To be done :: Reproduce the data below in full and exclude every picture.

Exercise material ::
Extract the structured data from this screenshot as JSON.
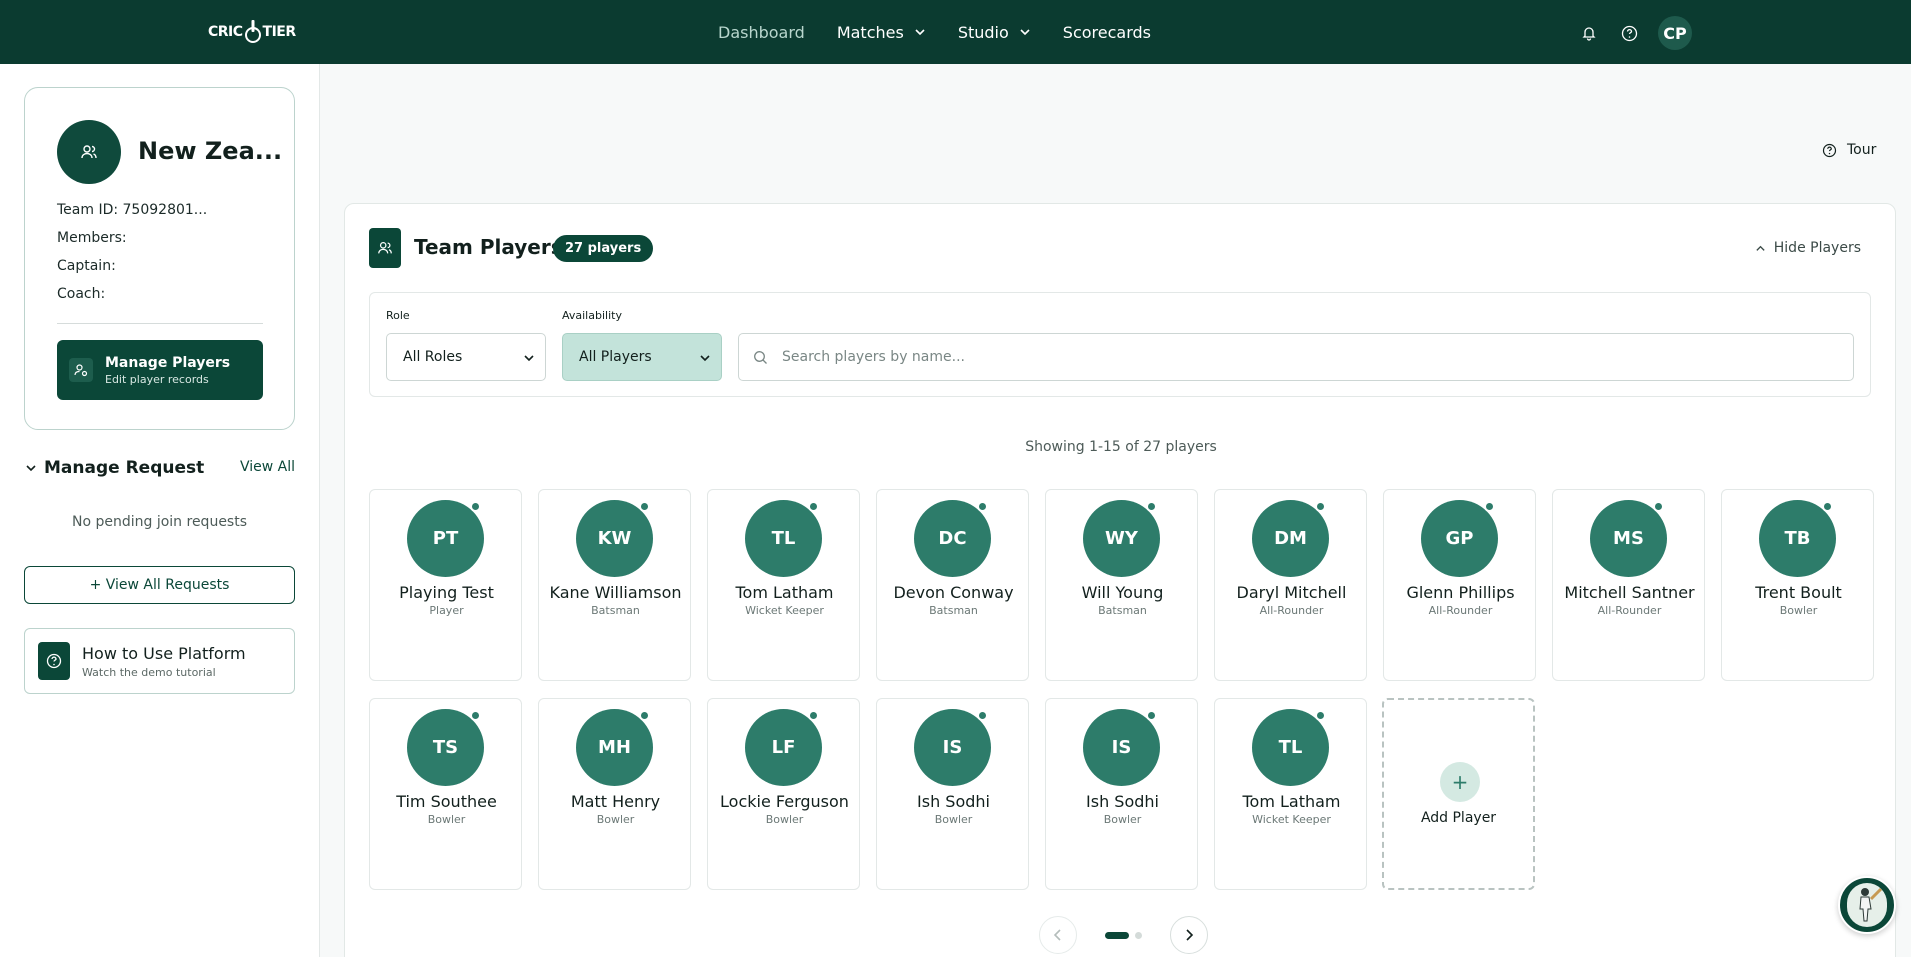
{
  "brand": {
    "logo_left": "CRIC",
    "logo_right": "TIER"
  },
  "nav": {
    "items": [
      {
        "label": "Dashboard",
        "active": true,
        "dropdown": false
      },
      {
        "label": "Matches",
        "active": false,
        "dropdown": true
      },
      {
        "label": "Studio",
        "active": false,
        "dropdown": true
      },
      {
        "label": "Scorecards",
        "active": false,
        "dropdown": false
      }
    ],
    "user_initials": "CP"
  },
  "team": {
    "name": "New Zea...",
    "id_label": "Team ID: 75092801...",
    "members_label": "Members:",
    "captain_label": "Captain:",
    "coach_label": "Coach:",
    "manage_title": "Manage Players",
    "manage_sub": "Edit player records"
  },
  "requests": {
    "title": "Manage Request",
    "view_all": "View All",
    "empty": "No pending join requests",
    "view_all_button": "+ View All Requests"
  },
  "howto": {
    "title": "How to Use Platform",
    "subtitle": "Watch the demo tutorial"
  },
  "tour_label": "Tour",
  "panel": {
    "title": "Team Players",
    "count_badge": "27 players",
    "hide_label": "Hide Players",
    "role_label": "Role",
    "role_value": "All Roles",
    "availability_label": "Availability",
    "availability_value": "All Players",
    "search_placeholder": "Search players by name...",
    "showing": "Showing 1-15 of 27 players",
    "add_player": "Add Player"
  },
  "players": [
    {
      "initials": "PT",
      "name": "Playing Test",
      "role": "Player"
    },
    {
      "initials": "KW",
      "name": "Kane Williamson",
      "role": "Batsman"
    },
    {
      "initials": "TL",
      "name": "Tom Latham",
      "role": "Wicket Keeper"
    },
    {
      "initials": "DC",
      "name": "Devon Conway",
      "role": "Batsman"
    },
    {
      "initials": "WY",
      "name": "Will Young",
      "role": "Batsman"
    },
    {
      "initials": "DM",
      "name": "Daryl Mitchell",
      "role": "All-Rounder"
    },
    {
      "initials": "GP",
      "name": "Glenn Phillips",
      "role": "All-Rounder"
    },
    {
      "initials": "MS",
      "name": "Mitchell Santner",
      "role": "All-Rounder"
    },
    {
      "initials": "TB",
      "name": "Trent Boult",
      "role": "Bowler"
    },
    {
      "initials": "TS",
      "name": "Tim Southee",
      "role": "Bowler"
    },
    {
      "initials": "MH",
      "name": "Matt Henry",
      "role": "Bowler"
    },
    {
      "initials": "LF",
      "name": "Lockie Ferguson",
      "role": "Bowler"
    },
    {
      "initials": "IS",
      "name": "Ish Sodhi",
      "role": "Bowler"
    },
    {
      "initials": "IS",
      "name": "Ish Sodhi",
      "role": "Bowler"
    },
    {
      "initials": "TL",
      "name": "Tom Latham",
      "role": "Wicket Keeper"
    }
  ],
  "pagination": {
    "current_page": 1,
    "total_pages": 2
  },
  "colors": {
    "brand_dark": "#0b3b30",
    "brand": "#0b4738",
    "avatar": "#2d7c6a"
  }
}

Exercise solution ::
Extract the structured data from this screenshot as JSON.
{
  "brand": {
    "logo_left": "CRIC",
    "logo_right": "TIER"
  },
  "nav": {
    "items": [
      {
        "label": "Dashboard",
        "active": true,
        "dropdown": false
      },
      {
        "label": "Matches",
        "active": false,
        "dropdown": true
      },
      {
        "label": "Studio",
        "active": false,
        "dropdown": true
      },
      {
        "label": "Scorecards",
        "active": false,
        "dropdown": false
      }
    ],
    "user_initials": "CP"
  },
  "team": {
    "name": "New Zea...",
    "id_label": "Team ID: 75092801...",
    "members_label": "Members:",
    "captain_label": "Captain:",
    "coach_label": "Coach:",
    "manage_title": "Manage Players",
    "manage_sub": "Edit player records"
  },
  "requests": {
    "title": "Manage Request",
    "view_all": "View All",
    "empty": "No pending join requests",
    "view_all_button": "+ View All Requests"
  },
  "howto": {
    "title": "How to Use Platform",
    "subtitle": "Watch the demo tutorial"
  },
  "tour_label": "Tour",
  "panel": {
    "title": "Team Players",
    "count_badge": "27 players",
    "hide_label": "Hide Players",
    "role_label": "Role",
    "role_value": "All Roles",
    "availability_label": "Availability",
    "availability_value": "All Players",
    "search_placeholder": "Search players by name...",
    "showing": "Showing 1-15 of 27 players",
    "add_player": "Add Player"
  },
  "players": [
    {
      "initials": "PT",
      "name": "Playing Test",
      "role": "Player"
    },
    {
      "initials": "KW",
      "name": "Kane Williamson",
      "role": "Batsman"
    },
    {
      "initials": "TL",
      "name": "Tom Latham",
      "role": "Wicket Keeper"
    },
    {
      "initials": "DC",
      "name": "Devon Conway",
      "role": "Batsman"
    },
    {
      "initials": "WY",
      "name": "Will Young",
      "role": "Batsman"
    },
    {
      "initials": "DM",
      "name": "Daryl Mitchell",
      "role": "All-Rounder"
    },
    {
      "initials": "GP",
      "name": "Glenn Phillips",
      "role": "All-Rounder"
    },
    {
      "initials": "MS",
      "name": "Mitchell Santner",
      "role": "All-Rounder"
    },
    {
      "initials": "TB",
      "name": "Trent Boult",
      "role": "Bowler"
    },
    {
      "initials": "TS",
      "name": "Tim Southee",
      "role": "Bowler"
    },
    {
      "initials": "MH",
      "name": "Matt Henry",
      "role": "Bowler"
    },
    {
      "initials": "LF",
      "name": "Lockie Ferguson",
      "role": "Bowler"
    },
    {
      "initials": "IS",
      "name": "Ish Sodhi",
      "role": "Bowler"
    },
    {
      "initials": "IS",
      "name": "Ish Sodhi",
      "role": "Bowler"
    },
    {
      "initials": "TL",
      "name": "Tom Latham",
      "role": "Wicket Keeper"
    }
  ],
  "pagination": {
    "current_page": 1,
    "total_pages": 2
  },
  "colors": {
    "brand_dark": "#0b3b30",
    "brand": "#0b4738",
    "avatar": "#2d7c6a"
  }
}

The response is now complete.